■ GOAL:
Lines before the one containing "Read out every word on this page." are excluded; print that line and every line after it through the end of the material below, exactly.

■ MATERIAL FOR THIS EXERCISE:
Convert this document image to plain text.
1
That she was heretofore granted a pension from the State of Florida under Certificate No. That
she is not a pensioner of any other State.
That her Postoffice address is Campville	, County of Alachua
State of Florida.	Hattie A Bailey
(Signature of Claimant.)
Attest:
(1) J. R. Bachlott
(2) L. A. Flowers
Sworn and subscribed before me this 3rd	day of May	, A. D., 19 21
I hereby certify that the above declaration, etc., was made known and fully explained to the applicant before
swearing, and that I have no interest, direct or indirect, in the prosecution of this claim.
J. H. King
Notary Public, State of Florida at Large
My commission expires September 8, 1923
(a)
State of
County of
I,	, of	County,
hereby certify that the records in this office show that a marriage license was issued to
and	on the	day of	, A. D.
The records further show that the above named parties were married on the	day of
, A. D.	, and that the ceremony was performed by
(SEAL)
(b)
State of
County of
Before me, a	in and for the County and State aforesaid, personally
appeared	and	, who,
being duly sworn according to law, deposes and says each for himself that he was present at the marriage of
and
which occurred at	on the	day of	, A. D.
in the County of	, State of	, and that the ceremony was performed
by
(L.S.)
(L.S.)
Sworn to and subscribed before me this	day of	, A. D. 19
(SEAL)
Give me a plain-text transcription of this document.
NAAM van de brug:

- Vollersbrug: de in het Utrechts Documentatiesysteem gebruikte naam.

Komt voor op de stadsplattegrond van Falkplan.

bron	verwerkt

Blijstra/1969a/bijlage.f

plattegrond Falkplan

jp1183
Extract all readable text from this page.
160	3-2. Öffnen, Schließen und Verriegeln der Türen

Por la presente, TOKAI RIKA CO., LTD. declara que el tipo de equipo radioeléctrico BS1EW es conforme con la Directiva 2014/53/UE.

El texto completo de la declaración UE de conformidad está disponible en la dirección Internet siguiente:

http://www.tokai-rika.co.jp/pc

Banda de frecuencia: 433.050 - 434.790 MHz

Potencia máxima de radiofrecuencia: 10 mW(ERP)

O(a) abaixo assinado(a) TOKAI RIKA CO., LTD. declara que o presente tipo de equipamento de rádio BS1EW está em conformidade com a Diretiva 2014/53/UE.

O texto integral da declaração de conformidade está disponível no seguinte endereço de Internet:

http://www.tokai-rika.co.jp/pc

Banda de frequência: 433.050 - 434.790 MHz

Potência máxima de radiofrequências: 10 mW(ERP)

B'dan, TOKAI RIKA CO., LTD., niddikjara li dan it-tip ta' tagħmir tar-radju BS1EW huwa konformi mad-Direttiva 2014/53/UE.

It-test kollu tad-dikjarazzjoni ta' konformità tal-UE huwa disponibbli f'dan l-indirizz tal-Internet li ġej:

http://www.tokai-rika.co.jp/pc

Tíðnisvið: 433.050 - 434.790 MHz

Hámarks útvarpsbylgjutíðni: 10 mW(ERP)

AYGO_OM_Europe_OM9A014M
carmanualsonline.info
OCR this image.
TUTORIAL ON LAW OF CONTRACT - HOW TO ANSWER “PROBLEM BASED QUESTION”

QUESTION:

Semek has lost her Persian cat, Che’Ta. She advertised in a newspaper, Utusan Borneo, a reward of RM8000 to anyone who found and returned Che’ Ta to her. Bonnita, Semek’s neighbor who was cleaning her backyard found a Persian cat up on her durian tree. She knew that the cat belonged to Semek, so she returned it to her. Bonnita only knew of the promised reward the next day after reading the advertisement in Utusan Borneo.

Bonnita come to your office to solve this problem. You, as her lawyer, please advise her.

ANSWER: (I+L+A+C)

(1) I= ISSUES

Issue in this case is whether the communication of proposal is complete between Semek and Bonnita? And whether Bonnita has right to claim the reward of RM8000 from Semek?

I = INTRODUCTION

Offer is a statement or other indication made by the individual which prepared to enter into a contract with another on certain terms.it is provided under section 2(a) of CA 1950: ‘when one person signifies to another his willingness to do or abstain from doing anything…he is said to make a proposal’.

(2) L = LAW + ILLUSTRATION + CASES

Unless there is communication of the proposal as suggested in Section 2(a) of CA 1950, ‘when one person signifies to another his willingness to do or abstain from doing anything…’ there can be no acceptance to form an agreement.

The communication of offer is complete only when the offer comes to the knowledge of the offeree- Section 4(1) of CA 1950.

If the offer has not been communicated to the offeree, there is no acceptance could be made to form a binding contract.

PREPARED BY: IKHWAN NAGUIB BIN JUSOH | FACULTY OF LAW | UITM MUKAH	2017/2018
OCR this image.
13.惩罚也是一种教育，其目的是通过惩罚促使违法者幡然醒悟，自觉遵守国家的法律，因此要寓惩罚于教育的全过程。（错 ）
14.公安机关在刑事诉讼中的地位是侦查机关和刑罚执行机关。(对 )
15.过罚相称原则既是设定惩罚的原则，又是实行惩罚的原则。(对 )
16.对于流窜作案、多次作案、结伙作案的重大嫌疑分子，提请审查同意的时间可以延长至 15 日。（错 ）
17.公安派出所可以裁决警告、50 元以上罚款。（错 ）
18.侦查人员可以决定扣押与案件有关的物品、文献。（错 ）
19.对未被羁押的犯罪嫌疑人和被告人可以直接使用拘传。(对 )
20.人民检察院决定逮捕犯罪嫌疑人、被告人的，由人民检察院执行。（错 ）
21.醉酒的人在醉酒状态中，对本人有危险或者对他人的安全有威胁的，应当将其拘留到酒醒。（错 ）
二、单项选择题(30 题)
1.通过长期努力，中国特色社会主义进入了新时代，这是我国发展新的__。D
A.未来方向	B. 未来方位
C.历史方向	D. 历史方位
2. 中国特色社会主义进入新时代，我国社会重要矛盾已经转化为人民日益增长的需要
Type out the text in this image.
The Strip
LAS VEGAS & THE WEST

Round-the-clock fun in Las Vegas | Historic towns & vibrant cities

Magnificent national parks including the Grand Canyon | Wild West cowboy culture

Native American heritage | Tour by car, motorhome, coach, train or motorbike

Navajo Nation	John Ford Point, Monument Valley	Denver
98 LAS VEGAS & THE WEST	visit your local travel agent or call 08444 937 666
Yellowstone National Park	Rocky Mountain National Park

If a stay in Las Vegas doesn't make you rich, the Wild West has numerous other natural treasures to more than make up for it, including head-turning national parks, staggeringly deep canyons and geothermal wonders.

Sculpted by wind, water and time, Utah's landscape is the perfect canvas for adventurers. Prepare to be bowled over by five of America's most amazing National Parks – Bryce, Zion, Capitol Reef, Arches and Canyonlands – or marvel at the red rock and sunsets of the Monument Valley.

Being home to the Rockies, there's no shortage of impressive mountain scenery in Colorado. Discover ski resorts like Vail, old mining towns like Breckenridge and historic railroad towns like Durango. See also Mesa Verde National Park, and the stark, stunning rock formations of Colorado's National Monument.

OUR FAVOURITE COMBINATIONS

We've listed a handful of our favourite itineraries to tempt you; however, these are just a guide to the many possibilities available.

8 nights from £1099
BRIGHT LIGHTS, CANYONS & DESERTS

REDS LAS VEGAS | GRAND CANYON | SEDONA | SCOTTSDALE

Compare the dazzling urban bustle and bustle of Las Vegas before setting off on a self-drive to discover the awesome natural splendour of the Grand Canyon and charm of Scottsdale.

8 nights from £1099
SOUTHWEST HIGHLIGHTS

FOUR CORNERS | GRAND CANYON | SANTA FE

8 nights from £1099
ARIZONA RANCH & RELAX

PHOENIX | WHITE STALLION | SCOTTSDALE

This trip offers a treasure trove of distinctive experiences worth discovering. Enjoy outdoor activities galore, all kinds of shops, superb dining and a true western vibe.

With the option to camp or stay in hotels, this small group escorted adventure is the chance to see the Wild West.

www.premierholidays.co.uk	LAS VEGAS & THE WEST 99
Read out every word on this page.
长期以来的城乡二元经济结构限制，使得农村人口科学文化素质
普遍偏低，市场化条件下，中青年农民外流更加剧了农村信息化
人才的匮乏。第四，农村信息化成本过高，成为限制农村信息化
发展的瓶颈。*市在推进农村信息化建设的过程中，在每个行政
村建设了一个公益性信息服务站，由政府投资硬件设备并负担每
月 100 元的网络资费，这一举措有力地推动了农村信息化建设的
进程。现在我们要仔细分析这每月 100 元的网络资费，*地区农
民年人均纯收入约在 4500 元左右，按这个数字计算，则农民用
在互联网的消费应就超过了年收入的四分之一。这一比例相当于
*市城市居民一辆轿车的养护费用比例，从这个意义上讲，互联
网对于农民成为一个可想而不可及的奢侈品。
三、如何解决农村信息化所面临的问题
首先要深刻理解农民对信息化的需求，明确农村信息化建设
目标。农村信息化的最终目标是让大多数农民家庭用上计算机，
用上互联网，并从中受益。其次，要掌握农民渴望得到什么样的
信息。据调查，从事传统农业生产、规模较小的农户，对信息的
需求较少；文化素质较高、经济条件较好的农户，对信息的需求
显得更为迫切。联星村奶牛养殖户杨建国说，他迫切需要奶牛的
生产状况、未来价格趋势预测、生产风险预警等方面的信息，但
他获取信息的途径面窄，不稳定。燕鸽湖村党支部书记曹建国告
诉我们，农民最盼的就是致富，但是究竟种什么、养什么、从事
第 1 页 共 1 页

■ THE RESPONSE:
Read out every word on this page.
长期以来的城乡二元经济结构限制，使得农村人口科学文化素质
普遍偏低，市场化条件下，中青年农民外流更加剧了农村信息化
人才的匮乏。第四，农村信息化成本过高，成为限制农村信息化
发展的瓶颈。*市在推进农村信息化建设的过程中，在每个行政
村建设了一个公益性信息服务站，由政府投资硬件设备并负担每
月 100 元的网络资费，这一举措有力地推动了农村信息化建设的
进程。现在我们要仔细分析这每月 100 元的网络资费，*地区农
民年人均纯收入约在 4500 元左右，按这个数字计算，则农民用
在互联网的消费应就超过了年收入的四分之一。这一比例相当于
*市城市居民一辆轿车的养护费用比例，从这个意义上讲，互联
网对于农民成为一个可想而不可及的奢侈品。
三、如何解决农村信息化所面临的问题
首先要深刻理解农民对信息化的需求，明确农村信息化建设
目标。农村信息化的最终目标是让大多数农民家庭用上计算机，
用上互联网，并从中受益。其次，要掌握农民渴望得到什么样的
信息。据调查，从事传统农业生产、规模较小的农户，对信息的
需求较少；文化素质较高、经济条件较好的农户，对信息的需求
显得更为迫切。联星村奶牛养殖户杨建国说，他迫切需要奶牛的
生产状况、未来价格趋势预测、生产风险预警等方面的信息，但
他获取信息的途径面窄，不稳定。燕鸽湖村党支部书记曹建国告
诉我们，农民最盼的就是致富，但是究竟种什么、养什么、从事
第 1 页 共 1 页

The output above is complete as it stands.